AIM OF THE TASK >>
Find every line in the items below that contains the word "gridline", and copy each of those lines.

DATA SECTION >>

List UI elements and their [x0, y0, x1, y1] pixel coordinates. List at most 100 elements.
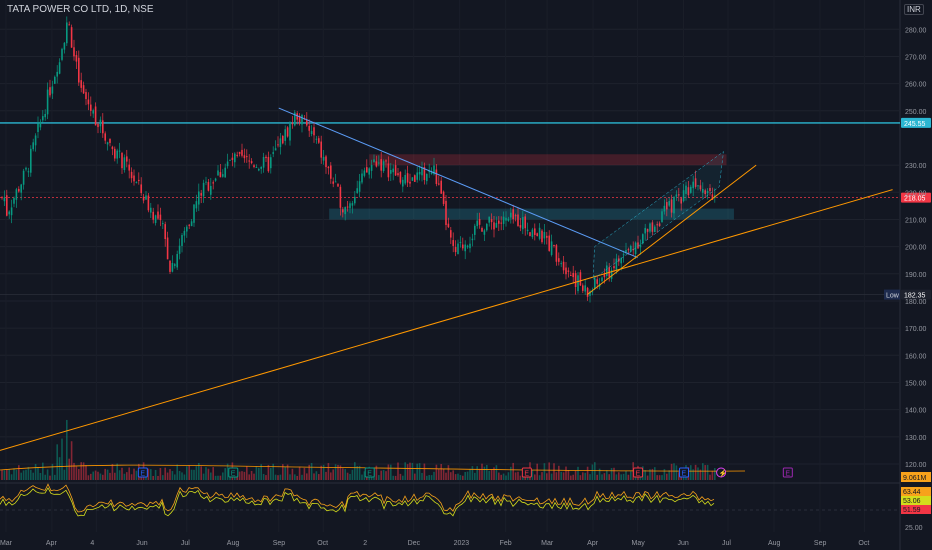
- volume-bar: [673, 463, 675, 480]
- volume-bar: [68, 459, 70, 480]
- candle-body: [215, 179, 217, 181]
- candle-body: [126, 156, 128, 161]
- candle-body: [287, 127, 289, 136]
- volume-bar: [697, 467, 699, 480]
- volume-bar: [424, 464, 426, 480]
- candle-body: [196, 201, 198, 208]
- candle-body: [416, 172, 418, 179]
- volume-bar: [397, 463, 399, 480]
- candle-body: [59, 62, 61, 73]
- candle-body: [580, 272, 582, 285]
- time-tick-label: 4: [90, 540, 94, 547]
- candle-body: [426, 174, 428, 181]
- volume-bar: [448, 465, 450, 480]
- candle-body: [308, 126, 310, 131]
- candle-body: [109, 139, 111, 143]
- price-tick-label: 200.00: [905, 245, 927, 252]
- volume-bar: [402, 476, 404, 480]
- candle-body: [289, 123, 291, 141]
- volume-bar: [30, 470, 32, 480]
- volume-bar: [284, 467, 286, 480]
- volume-bar: [66, 420, 68, 480]
- candle-body: [371, 165, 373, 171]
- volume-bar: [49, 476, 51, 480]
- candle-body: [20, 184, 22, 192]
- volume-bar: [311, 463, 313, 480]
- volume-bar: [35, 464, 37, 480]
- volume-bar: [208, 469, 210, 480]
- candle-body: [6, 195, 8, 216]
- volume-bar: [580, 475, 582, 480]
- volume-bar: [460, 475, 462, 480]
- candle-body: [80, 80, 82, 88]
- volume-bar: [613, 468, 615, 480]
- candle-body: [563, 262, 565, 271]
- volume-bar: [176, 465, 178, 480]
- volume-bar: [215, 476, 217, 480]
- candle-body: [13, 198, 15, 204]
- event-marker-label: E: [524, 471, 529, 478]
- candle-body: [409, 182, 411, 184]
- candle-body: [604, 274, 606, 277]
- currency-badge[interactable]: INR: [904, 4, 924, 15]
- osc-value: 53.06: [903, 498, 921, 505]
- volume-bar: [618, 472, 620, 480]
- candle-body: [503, 217, 505, 224]
- volume-bar: [88, 475, 90, 480]
- volume-bar: [109, 473, 111, 480]
- level-tag: Low: [886, 293, 900, 300]
- volume-bar: [222, 472, 224, 480]
- price-tick-label: 140.00: [905, 408, 927, 415]
- volume-bar: [450, 472, 452, 480]
- candle-body: [40, 122, 42, 128]
- event-marker-label: E: [682, 471, 687, 478]
- candle-body: [472, 239, 474, 240]
- volume-bar: [246, 466, 248, 480]
- volume-bar: [409, 463, 411, 480]
- candle-body: [100, 120, 102, 127]
- volume-bar: [568, 470, 570, 480]
- price-tick-label: 220.00: [905, 190, 927, 197]
- volume-bar: [150, 469, 152, 480]
- candle-body: [484, 230, 486, 234]
- candle-body: [419, 172, 421, 174]
- candle-body: [52, 86, 54, 93]
- volume-bar: [596, 475, 598, 480]
- candle-body: [332, 181, 334, 183]
- candle-body: [193, 204, 195, 222]
- candle-body: [368, 168, 370, 174]
- price-tick-label: 180.00: [905, 299, 927, 306]
- volume-bar: [630, 471, 632, 480]
- candle-body: [18, 189, 20, 192]
- volume-bar: [510, 467, 512, 480]
- volume-bar: [587, 467, 589, 480]
- candle-body: [128, 165, 130, 171]
- candle-body: [54, 77, 56, 84]
- volume-bar: [556, 472, 558, 480]
- volume-bar: [496, 465, 498, 480]
- volume-bar: [594, 462, 596, 480]
- volume-bar: [508, 472, 510, 480]
- candle-body: [536, 233, 538, 236]
- time-tick-label: Apr: [587, 540, 599, 547]
- time-tick-label: Dec: [408, 540, 421, 547]
- volume-bar: [20, 473, 22, 480]
- candle-body: [534, 228, 536, 235]
- volume-bar: [253, 474, 255, 480]
- candle-body: [277, 144, 279, 145]
- candle-body: [476, 221, 478, 226]
- candle-body: [292, 123, 294, 124]
- candle-body: [116, 151, 118, 159]
- candle-body: [496, 223, 498, 228]
- candle-body: [349, 203, 351, 208]
- candle-body: [232, 158, 234, 160]
- candle-body: [246, 156, 248, 157]
- candle-body: [47, 90, 49, 115]
- volume-bar: [709, 475, 711, 480]
- volume-bar: [119, 470, 121, 480]
- candle-body: [25, 168, 27, 170]
- candle-body: [577, 275, 579, 291]
- candle-body: [217, 170, 219, 175]
- volume-bar: [565, 467, 567, 480]
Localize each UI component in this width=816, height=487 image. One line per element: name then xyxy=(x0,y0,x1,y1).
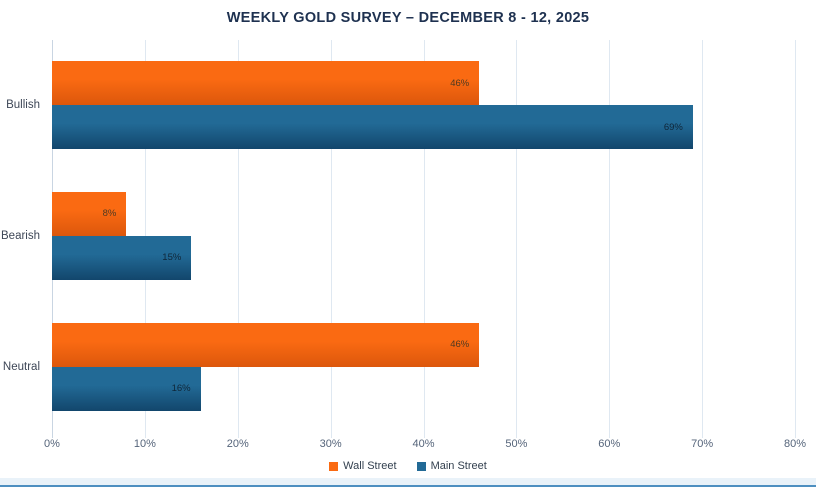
category-row-neutral: 46% 16% xyxy=(52,301,795,432)
category-row-bearish: 8% 15% xyxy=(52,171,795,302)
bar-value-label: 46% xyxy=(450,338,470,350)
gridline-20% xyxy=(237,40,239,438)
bar-main-street-neutral: 16% xyxy=(52,366,201,411)
bar-wall-street-neutral: 46% xyxy=(52,322,480,367)
gridline-70% xyxy=(702,40,704,438)
bar-wall-street-bearish: 8% xyxy=(52,192,127,236)
x-tick-label-30%: 30% xyxy=(319,438,342,450)
x-tick-label-80%: 80% xyxy=(783,438,807,450)
bar-value-label: 69% xyxy=(663,121,683,133)
category-label-bearish: Bearish xyxy=(1,230,40,242)
x-tick-label-20%: 20% xyxy=(226,438,249,450)
bar-value-label: 8% xyxy=(102,208,117,220)
bottom-strip xyxy=(0,478,816,487)
x-tick-label-60%: 60% xyxy=(598,438,621,450)
chart-title: WEEKLY GOLD SURVEY – DECEMBER 8 - 12, 20… xyxy=(226,10,590,26)
bar-value-label: 15% xyxy=(162,252,182,264)
y-axis-category-labels: Bullish Bearish Neutral xyxy=(0,40,46,432)
category-row-bullish: 46% 69% xyxy=(52,40,795,171)
legend-swatch-main-street xyxy=(416,461,426,471)
gridline-50% xyxy=(516,40,518,438)
gridline-30% xyxy=(330,40,332,438)
x-tick-label-10%: 10% xyxy=(133,438,156,450)
legend-swatch-wall-street xyxy=(329,461,339,471)
x-tick-label-0%: 0% xyxy=(44,438,60,450)
x-tick-label-40%: 40% xyxy=(412,438,435,450)
legend-label-main-street: Main Street xyxy=(430,460,487,472)
x-axis: 0% 10% 20% 30% 40% 50% 60% 70% 80% xyxy=(44,438,806,452)
gridline-60% xyxy=(609,40,611,438)
bar-main-street-bullish: 69% xyxy=(52,105,693,150)
plot-area: 46% 69% 8% 15% 46% 16% xyxy=(52,40,796,438)
legend-item-main-street: Main Street xyxy=(416,460,487,472)
legend: Wall Street Main Street xyxy=(0,458,816,474)
bar-value-label: 46% xyxy=(450,77,470,89)
bar-value-label: 16% xyxy=(171,382,191,394)
legend-item-wall-street: Wall Street xyxy=(329,460,397,472)
category-label-bullish: Bullish xyxy=(6,99,40,112)
bar-main-street-bearish: 15% xyxy=(52,236,192,280)
bar-rows: 46% 69% 8% 15% 46% 16% xyxy=(52,40,795,432)
legend-label-wall-street: Wall Street xyxy=(343,460,397,472)
x-tick-label-70%: 70% xyxy=(691,438,714,450)
gridline-80% xyxy=(795,40,796,438)
x-tick-label-50%: 50% xyxy=(505,438,528,450)
gridline-40% xyxy=(423,40,425,438)
category-label-neutral: Neutral xyxy=(2,360,40,373)
bar-wall-street-bullish: 46% xyxy=(52,61,480,106)
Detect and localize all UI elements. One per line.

REPLY >>
gridline-20% xyxy=(237,40,239,438)
gridline-70% xyxy=(702,40,704,438)
gridline-50% xyxy=(516,40,518,438)
gridline-30% xyxy=(330,40,332,438)
gridline-60% xyxy=(609,40,611,438)
gridline-80% xyxy=(795,40,796,438)
gridline-40% xyxy=(423,40,425,438)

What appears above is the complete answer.